> _INSTRUCTIONS TO FOLLOW_:
Return the listing below unchanged, minus its pictures.

Figure collection entries:
-- START --

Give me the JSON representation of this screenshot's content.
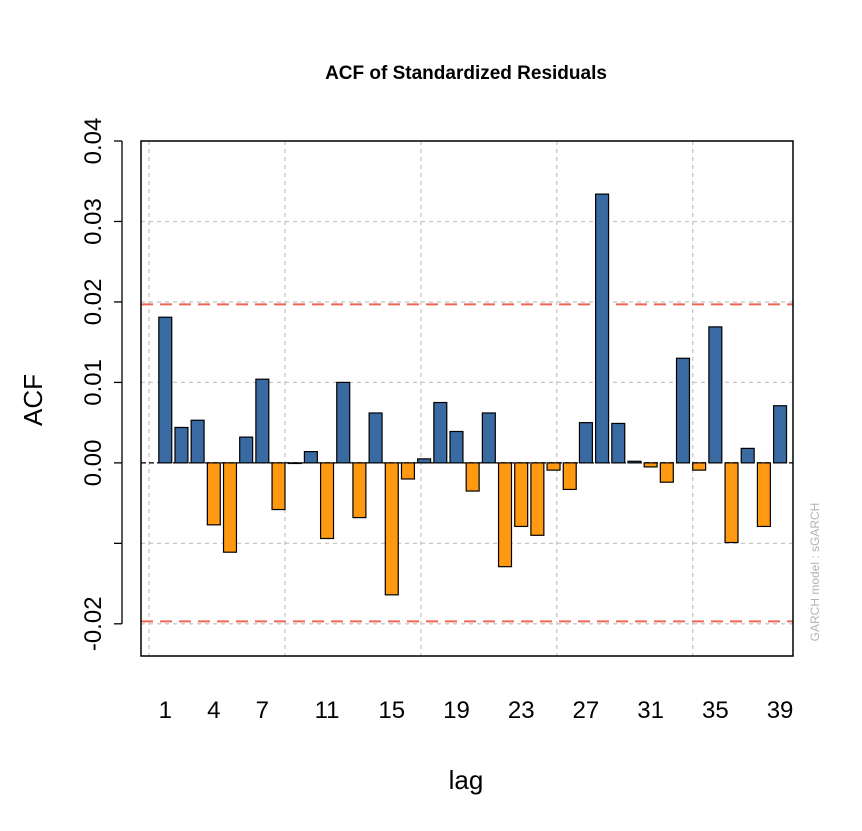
{
  "chart_data": {
    "type": "bar",
    "title": "ACF of Standardized Residuals",
    "xlabel": "lag",
    "ylabel": "ACF",
    "side_note": "GARCH model :  sGARCH",
    "x_tick_labels": [
      "1",
      "4",
      "7",
      "11",
      "15",
      "19",
      "23",
      "27",
      "31",
      "35",
      "39"
    ],
    "x_tick_lags": [
      1,
      4,
      7,
      11,
      15,
      19,
      23,
      27,
      31,
      35,
      39
    ],
    "y_tick_labels": [
      "-0.02",
      "",
      "0.00",
      "0.01",
      "0.02",
      "0.03",
      "0.04"
    ],
    "y_tick_values": [
      -0.02,
      -0.01,
      0.0,
      0.01,
      0.02,
      0.03,
      0.04
    ],
    "x_grid_lags": [
      0,
      8.4,
      16.8,
      25.2,
      33.6
    ],
    "ylim": [
      -0.024,
      0.04
    ],
    "xlim": [
      -0.5,
      39.8
    ],
    "confidence_bound": 0.0197,
    "grid": true,
    "lags": [
      1,
      2,
      3,
      4,
      5,
      6,
      7,
      8,
      9,
      10,
      11,
      12,
      13,
      14,
      15,
      16,
      17,
      18,
      19,
      20,
      21,
      22,
      23,
      24,
      25,
      26,
      27,
      28,
      29,
      30,
      31,
      32,
      33,
      34,
      35,
      36,
      37,
      38,
      39
    ],
    "values": [
      0.0181,
      0.0044,
      0.0053,
      -0.0077,
      -0.0111,
      0.0032,
      0.0104,
      -0.0058,
      0.0,
      0.0014,
      -0.0094,
      0.01,
      -0.0068,
      0.0062,
      -0.0164,
      -0.002,
      0.0005,
      0.0075,
      0.0039,
      -0.0035,
      0.0062,
      -0.0129,
      -0.0079,
      -0.009,
      -0.0009,
      -0.0033,
      0.005,
      0.0334,
      0.0049,
      0.0002,
      -0.0005,
      -0.0024,
      0.013,
      -0.0009,
      0.0169,
      -0.0099,
      0.0018,
      -0.0079,
      0.0071
    ]
  },
  "colors": {
    "positive": "#3a6aa2",
    "negative": "#ff9911",
    "confidence": "#ee6655",
    "grid": "#c8c8c8",
    "side_note": "#b3b3b3"
  }
}
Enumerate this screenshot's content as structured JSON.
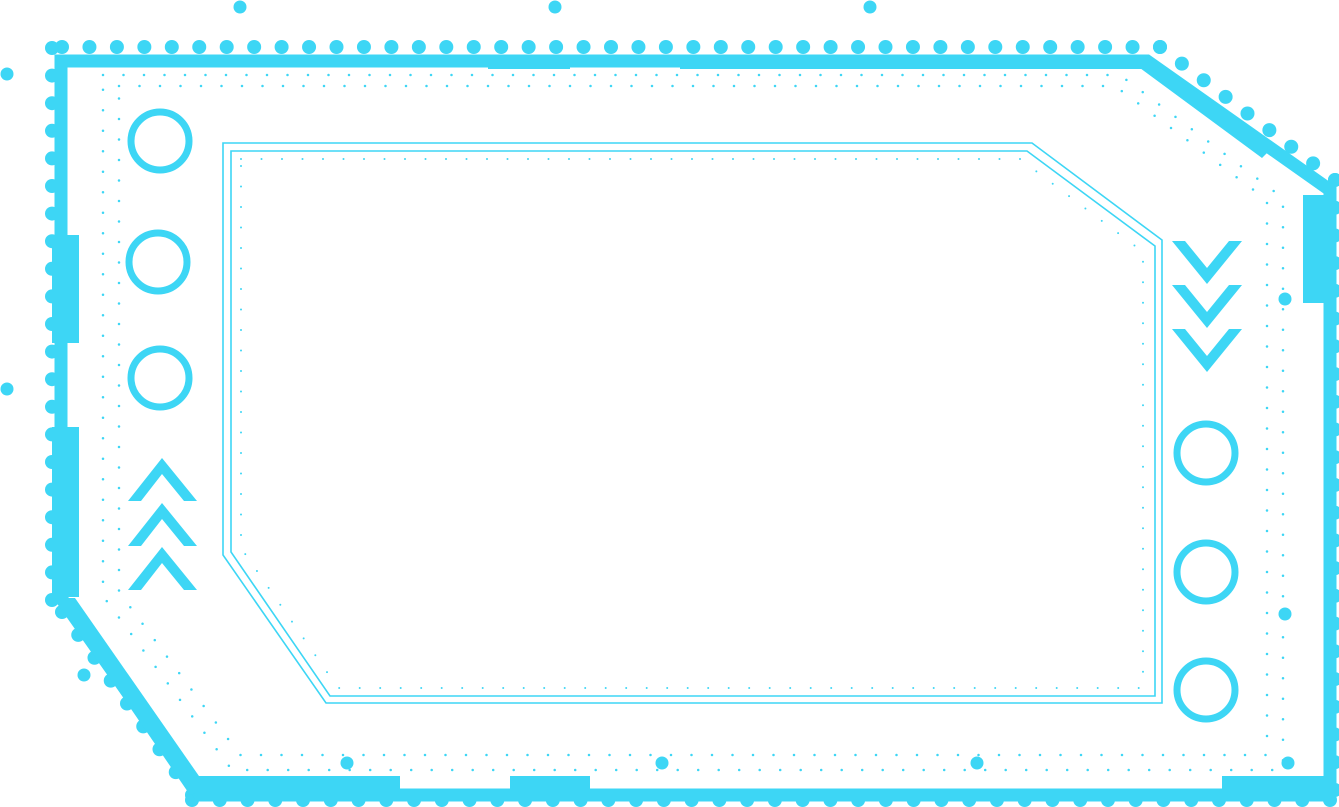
{
  "frame": {
    "accent_color": "#3dd6f5",
    "background_color": "#ffffff",
    "icons": {
      "left_rings": [
        "ring-icon",
        "ring-icon",
        "ring-icon"
      ],
      "left_chevrons": [
        "chevron-up-icon",
        "chevron-up-icon",
        "chevron-up-icon"
      ],
      "right_chevrons": [
        "chevron-down-icon",
        "chevron-down-icon",
        "chevron-down-icon"
      ],
      "right_rings": [
        "ring-icon",
        "ring-icon",
        "ring-icon"
      ]
    }
  }
}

-- END --

> _FINAL RESULT_:
Give me the JSON representation of this screenshot's content.
{
  "chart_data": {
    "type": "bar",
    "title": "ACF of Standardized Residuals",
    "xlabel": "lag",
    "ylabel": "ACF",
    "side_note": "GARCH model :  sGARCH",
    "x_tick_labels": [
      "1",
      "4",
      "7",
      "11",
      "15",
      "19",
      "23",
      "27",
      "31",
      "35",
      "39"
    ],
    "x_tick_lags": [
      1,
      4,
      7,
      11,
      15,
      19,
      23,
      27,
      31,
      35,
      39
    ],
    "y_tick_labels": [
      "-0.02",
      "",
      "0.00",
      "0.01",
      "0.02",
      "0.03",
      "0.04"
    ],
    "y_tick_values": [
      -0.02,
      -0.01,
      0.0,
      0.01,
      0.02,
      0.03,
      0.04
    ],
    "x_grid_lags": [
      0,
      8.4,
      16.8,
      25.2,
      33.6
    ],
    "ylim": [
      -0.024,
      0.04
    ],
    "xlim": [
      -0.5,
      39.8
    ],
    "confidence_bound": 0.0197,
    "grid": true,
    "lags": [
      1,
      2,
      3,
      4,
      5,
      6,
      7,
      8,
      9,
      10,
      11,
      12,
      13,
      14,
      15,
      16,
      17,
      18,
      19,
      20,
      21,
      22,
      23,
      24,
      25,
      26,
      27,
      28,
      29,
      30,
      31,
      32,
      33,
      34,
      35,
      36,
      37,
      38,
      39
    ],
    "values": [
      0.0181,
      0.0044,
      0.0053,
      -0.0077,
      -0.0111,
      0.0032,
      0.0104,
      -0.0058,
      0.0,
      0.0014,
      -0.0094,
      0.01,
      -0.0068,
      0.0062,
      -0.0164,
      -0.002,
      0.0005,
      0.0075,
      0.0039,
      -0.0035,
      0.0062,
      -0.0129,
      -0.0079,
      -0.009,
      -0.0009,
      -0.0033,
      0.005,
      0.0334,
      0.0049,
      0.0002,
      -0.0005,
      -0.0024,
      0.013,
      -0.0009,
      0.0169,
      -0.0099,
      0.0018,
      -0.0079,
      0.0071
    ]
  },
  "colors": {
    "positive": "#3a6aa2",
    "negative": "#ff9911",
    "confidence": "#ee6655",
    "grid": "#c8c8c8",
    "side_note": "#b3b3b3"
  }
}
Enumerate this screenshot's content as structured JSON.
{
  "frame": {
    "accent_color": "#3dd6f5",
    "background_color": "#ffffff",
    "icons": {
      "left_rings": [
        "ring-icon",
        "ring-icon",
        "ring-icon"
      ],
      "left_chevrons": [
        "chevron-up-icon",
        "chevron-up-icon",
        "chevron-up-icon"
      ],
      "right_chevrons": [
        "chevron-down-icon",
        "chevron-down-icon",
        "chevron-down-icon"
      ],
      "right_rings": [
        "ring-icon",
        "ring-icon",
        "ring-icon"
      ]
    }
  }
}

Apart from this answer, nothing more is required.